-- Exercise --
Filter the records below for the word "based". Copy each line that holds it.

** BEGIN **

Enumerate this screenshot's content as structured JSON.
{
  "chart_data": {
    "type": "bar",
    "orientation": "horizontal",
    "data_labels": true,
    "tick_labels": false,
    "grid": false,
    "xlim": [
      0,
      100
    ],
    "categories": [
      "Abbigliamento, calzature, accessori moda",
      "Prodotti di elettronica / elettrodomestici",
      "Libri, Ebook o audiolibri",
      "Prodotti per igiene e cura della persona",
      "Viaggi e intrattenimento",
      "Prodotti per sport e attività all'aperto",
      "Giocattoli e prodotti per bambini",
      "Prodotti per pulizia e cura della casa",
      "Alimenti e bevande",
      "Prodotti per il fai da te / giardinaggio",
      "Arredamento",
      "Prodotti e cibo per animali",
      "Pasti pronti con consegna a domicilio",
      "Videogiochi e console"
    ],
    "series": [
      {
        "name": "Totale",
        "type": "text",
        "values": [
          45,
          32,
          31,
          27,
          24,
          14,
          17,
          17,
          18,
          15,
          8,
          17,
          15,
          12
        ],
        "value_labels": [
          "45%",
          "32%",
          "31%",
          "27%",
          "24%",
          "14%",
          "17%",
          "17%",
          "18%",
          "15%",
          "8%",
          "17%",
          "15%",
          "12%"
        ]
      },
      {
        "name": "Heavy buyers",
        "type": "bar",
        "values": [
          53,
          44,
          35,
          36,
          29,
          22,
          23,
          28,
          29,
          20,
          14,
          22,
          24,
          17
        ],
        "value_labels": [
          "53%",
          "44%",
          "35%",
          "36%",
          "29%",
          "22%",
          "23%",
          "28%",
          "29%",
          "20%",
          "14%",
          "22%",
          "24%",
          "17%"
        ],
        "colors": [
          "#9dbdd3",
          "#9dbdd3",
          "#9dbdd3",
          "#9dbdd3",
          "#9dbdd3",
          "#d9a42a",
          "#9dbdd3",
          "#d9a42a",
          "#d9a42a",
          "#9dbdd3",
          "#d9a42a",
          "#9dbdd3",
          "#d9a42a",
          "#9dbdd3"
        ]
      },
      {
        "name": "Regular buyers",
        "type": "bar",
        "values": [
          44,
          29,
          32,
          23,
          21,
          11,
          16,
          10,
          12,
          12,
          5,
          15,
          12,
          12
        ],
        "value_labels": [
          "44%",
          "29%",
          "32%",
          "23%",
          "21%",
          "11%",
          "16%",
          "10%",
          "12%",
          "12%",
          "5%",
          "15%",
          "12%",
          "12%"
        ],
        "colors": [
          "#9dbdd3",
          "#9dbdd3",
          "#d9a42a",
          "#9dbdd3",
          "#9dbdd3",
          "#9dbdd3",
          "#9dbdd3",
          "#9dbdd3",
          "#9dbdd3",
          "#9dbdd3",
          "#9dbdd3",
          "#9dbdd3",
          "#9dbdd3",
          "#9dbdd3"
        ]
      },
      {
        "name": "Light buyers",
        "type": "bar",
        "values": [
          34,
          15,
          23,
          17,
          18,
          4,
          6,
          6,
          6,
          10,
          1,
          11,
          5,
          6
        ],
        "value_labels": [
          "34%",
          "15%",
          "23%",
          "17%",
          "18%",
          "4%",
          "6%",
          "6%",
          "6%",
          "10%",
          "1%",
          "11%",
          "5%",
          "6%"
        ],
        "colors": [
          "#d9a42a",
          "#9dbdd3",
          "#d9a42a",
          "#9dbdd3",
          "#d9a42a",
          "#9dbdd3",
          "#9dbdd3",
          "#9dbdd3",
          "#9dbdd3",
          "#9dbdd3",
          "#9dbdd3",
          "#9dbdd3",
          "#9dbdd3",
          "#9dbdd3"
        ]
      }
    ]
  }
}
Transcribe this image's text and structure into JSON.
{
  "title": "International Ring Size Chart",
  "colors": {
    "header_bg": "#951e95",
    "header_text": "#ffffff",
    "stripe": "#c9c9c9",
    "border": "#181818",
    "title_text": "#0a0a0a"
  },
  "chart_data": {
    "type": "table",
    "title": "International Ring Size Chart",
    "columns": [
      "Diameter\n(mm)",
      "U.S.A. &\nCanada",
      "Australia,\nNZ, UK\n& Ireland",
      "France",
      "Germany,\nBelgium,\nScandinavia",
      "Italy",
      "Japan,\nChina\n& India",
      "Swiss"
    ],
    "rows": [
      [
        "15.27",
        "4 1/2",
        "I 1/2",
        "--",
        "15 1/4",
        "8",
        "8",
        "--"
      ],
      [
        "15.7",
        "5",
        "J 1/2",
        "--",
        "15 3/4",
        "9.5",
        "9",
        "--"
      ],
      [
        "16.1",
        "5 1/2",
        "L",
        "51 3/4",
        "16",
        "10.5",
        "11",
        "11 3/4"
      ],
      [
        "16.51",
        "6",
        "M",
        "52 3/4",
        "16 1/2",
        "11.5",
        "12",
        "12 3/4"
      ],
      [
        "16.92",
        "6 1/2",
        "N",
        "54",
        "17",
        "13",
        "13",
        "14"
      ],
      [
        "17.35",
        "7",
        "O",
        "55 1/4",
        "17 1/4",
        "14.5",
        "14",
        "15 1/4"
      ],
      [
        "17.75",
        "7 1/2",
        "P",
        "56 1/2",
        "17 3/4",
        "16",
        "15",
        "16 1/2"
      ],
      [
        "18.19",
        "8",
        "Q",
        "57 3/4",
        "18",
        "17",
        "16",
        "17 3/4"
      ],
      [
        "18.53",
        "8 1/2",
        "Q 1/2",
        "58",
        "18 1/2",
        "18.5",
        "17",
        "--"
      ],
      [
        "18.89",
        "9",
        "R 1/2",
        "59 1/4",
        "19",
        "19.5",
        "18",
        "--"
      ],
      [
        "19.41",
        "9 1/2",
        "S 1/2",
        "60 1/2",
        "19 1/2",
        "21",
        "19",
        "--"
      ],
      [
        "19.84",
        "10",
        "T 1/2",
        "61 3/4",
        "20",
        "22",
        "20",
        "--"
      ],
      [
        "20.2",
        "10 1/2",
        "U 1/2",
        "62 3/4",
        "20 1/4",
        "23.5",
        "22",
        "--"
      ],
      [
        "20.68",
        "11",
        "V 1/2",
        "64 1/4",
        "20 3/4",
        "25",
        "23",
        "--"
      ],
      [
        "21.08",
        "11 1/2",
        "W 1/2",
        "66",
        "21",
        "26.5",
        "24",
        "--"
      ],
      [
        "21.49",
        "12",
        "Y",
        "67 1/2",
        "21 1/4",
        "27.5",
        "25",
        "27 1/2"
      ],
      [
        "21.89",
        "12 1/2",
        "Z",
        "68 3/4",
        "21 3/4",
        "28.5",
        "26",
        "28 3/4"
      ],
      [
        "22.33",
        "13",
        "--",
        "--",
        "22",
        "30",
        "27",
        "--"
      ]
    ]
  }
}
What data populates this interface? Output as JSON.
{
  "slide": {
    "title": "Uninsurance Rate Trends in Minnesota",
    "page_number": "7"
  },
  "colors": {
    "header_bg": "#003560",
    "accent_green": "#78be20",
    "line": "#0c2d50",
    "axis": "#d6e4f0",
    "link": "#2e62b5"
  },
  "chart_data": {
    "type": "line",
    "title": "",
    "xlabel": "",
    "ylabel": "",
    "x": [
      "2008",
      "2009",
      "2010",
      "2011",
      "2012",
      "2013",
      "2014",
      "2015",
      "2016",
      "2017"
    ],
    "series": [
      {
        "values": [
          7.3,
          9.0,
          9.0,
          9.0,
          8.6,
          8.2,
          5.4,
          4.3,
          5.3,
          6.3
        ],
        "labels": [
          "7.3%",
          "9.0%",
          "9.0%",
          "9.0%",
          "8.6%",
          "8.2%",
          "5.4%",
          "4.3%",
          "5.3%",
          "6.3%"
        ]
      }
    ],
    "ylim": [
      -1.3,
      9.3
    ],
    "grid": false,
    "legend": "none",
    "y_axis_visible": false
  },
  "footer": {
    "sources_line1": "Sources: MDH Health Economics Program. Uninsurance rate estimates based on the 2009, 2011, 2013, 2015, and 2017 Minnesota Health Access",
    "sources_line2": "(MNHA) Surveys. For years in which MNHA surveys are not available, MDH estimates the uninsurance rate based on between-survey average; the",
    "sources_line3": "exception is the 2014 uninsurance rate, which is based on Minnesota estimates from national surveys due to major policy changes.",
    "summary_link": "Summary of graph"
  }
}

** END **

-- Correct output --
    "sources_line1": "Sources: MDH Health Economics Program. Uninsurance rate estimates based on the 2009, 2011, 2013, 2015, and 2017 Minnesota Health Access",
    "sources_line2": "(MNHA) Surveys. For years in which MNHA surveys are not available, MDH estimates the uninsurance rate based on between-survey average; the",
    "sources_line3": "exception is the 2014 uninsurance rate, which is based on Minnesota estimates from national surveys due to major policy changes.",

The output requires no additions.